*** AVAILABLE DATA ***

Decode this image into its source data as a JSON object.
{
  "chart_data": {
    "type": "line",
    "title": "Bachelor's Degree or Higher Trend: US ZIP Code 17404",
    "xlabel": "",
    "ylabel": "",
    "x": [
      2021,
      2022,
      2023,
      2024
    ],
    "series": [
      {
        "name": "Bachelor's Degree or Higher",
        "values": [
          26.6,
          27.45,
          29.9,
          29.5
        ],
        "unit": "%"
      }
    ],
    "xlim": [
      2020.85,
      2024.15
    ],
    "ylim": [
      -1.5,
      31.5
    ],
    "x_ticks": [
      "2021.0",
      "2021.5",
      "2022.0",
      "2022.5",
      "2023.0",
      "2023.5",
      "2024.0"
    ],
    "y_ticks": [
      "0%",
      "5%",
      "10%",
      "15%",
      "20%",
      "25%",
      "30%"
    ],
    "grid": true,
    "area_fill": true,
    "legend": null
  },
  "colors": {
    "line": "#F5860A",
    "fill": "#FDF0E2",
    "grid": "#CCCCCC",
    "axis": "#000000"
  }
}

***

§ OBJECTIVE: Print the records once more, exactly as they were given.

§ OUTPUT OF THE EXERCISE:
Decode this image into its source data as a JSON object.
{
  "chart_data": {
    "type": "line",
    "title": "Bachelor's Degree or Higher Trend: US ZIP Code 17404",
    "xlabel": "",
    "ylabel": "",
    "x": [
      2021,
      2022,
      2023,
      2024
    ],
    "series": [
      {
        "name": "Bachelor's Degree or Higher",
        "values": [
          26.6,
          27.45,
          29.9,
          29.5
        ],
        "unit": "%"
      }
    ],
    "xlim": [
      2020.85,
      2024.15
    ],
    "ylim": [
      -1.5,
      31.5
    ],
    "x_ticks": [
      "2021.0",
      "2021.5",
      "2022.0",
      "2022.5",
      "2023.0",
      "2023.5",
      "2024.0"
    ],
    "y_ticks": [
      "0%",
      "5%",
      "10%",
      "15%",
      "20%",
      "25%",
      "30%"
    ],
    "grid": true,
    "area_fill": true,
    "legend": null
  },
  "colors": {
    "line": "#F5860A",
    "fill": "#FDF0E2",
    "grid": "#CCCCCC",
    "axis": "#000000"
  }
}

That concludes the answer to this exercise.